* PROBLEM DETAILS:
Quote all of the data exactly as given. Skip every picture it contains.
## begin SUPPLIED MATERIAL
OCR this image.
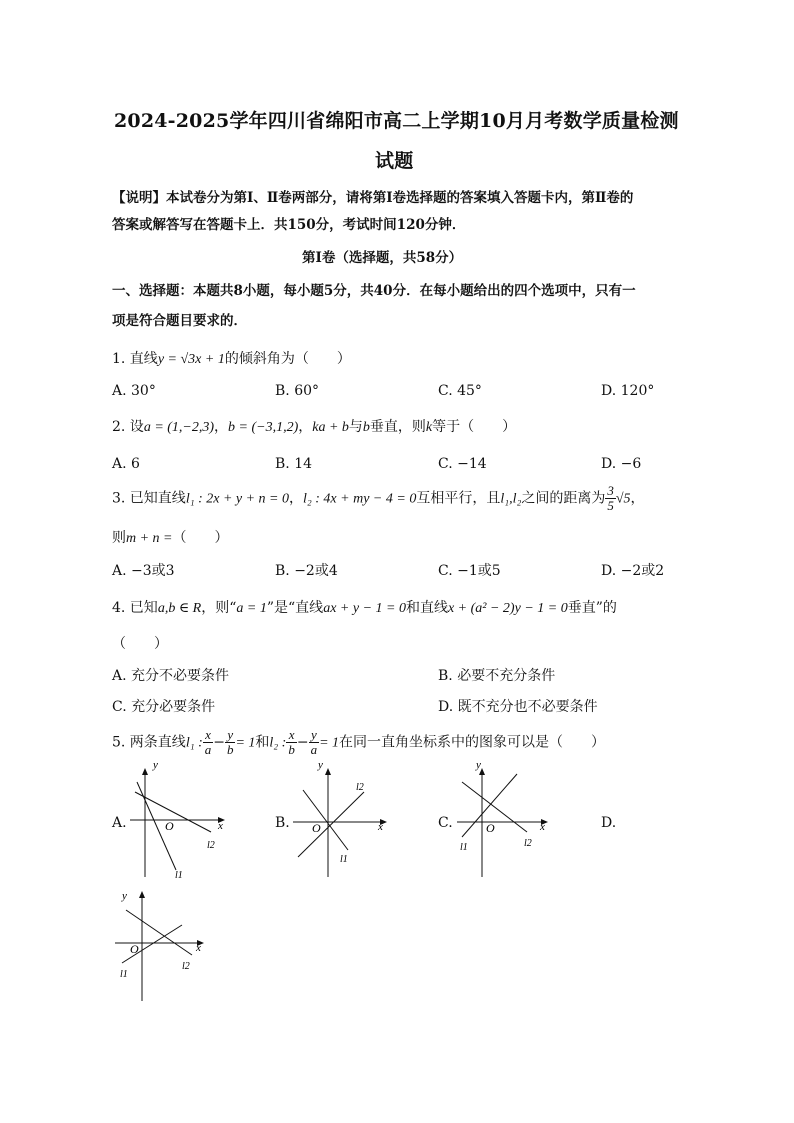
2024-2025学年四川省绵阳市高二上学期10月月考数学质量检测
试题
【说明】本试卷分为第Ⅰ、Ⅱ卷两部分，请将第Ⅰ卷选择题的答案填入答题卡内，第Ⅱ卷的
答案或解答写在答题卡上．共150分，考试时间120分钟．
第Ⅰ卷（选择题，共58分）
一、选择题：本题共8小题，每小题5分，共40分．在每小题给出的四个选项中，只有一
项是符合题目要求的．
1. 直线y = √3x + 1的倾斜角为（　　）
A. 30°	B. 60°	C. 45°	D. 120°
2. 设a = (1,−2,3)，b = (−3,1,2)，ka + b与b垂直，则k等于（　　）
A. 6	B. 14	C. −14	D. −6
3. 已知直线l₁ : 2x + y + n = 0，l₂ : 4x + my − 4 = 0互相平行，且l₁,l₂之间的距离为 $\frac{3}{5} √5$，
则m + n =（　　）
A. −3或3	B. −2或4	C. −1或5	D. −2或2
4. 已知a,b ∈ R，则“a = 1”是“直线ax + y − 1 = 0和直线x + (a² − 2)y − 1 = 0垂直”的
（　　）
A. 充分不必要条件	B. 必要不充分条件
C. 充分必要条件	D. 既不充分也不必要条件
5. 两条直线l₁ : $\frac{x}{a} - \frac{y}{b} = 1$和l₂ : $\frac{x}{b} - \frac{y}{a} = 1$在同一直角坐标系中的图象可以是（　　）
A.	B.	C.	D.
y
x
O
l1
l2
y
x
O
l1
l2
y
x
O
l1	l2
y
x
O
l1
l2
## end SUPPLIED MATERIAL
* RESULT FOR THIS EXERCISE:
OCR this image.
2024-2025学年四川省绵阳市高二上学期10月月考数学质量检测
试题
【说明】本试卷分为第Ⅰ、Ⅱ卷两部分，请将第Ⅰ卷选择题的答案填入答题卡内，第Ⅱ卷的
答案或解答写在答题卡上．共150分，考试时间120分钟．
第Ⅰ卷（选择题，共58分）
一、选择题：本题共8小题，每小题5分，共40分．在每小题给出的四个选项中，只有一
项是符合题目要求的．
1. 直线y = √3x + 1的倾斜角为（　　）
A. 30°	B. 60°	C. 45°	D. 120°
2. 设a = (1,−2,3)，b = (−3,1,2)，ka + b与b垂直，则k等于（　　）
A. 6	B. 14	C. −14	D. −6
3. 已知直线l₁ : 2x + y + n = 0，l₂ : 4x + my − 4 = 0互相平行，且l₁,l₂之间的距离为 $\frac{3}{5} √5$，
则m + n =（　　）
A. −3或3	B. −2或4	C. −1或5	D. −2或2
4. 已知a,b ∈ R，则“a = 1”是“直线ax + y − 1 = 0和直线x + (a² − 2)y − 1 = 0垂直”的
（　　）
A. 充分不必要条件	B. 必要不充分条件
C. 充分必要条件	D. 既不充分也不必要条件
5. 两条直线l₁ : $\frac{x}{a} - \frac{y}{b} = 1$和l₂ : $\frac{x}{b} - \frac{y}{a} = 1$在同一直角坐标系中的图象可以是（　　）
A.	B.	C.	D.
y
x
O
l1
l2
y
x
O
l1
l2
y
x
O
l1	l2
y
x
O
l1
l2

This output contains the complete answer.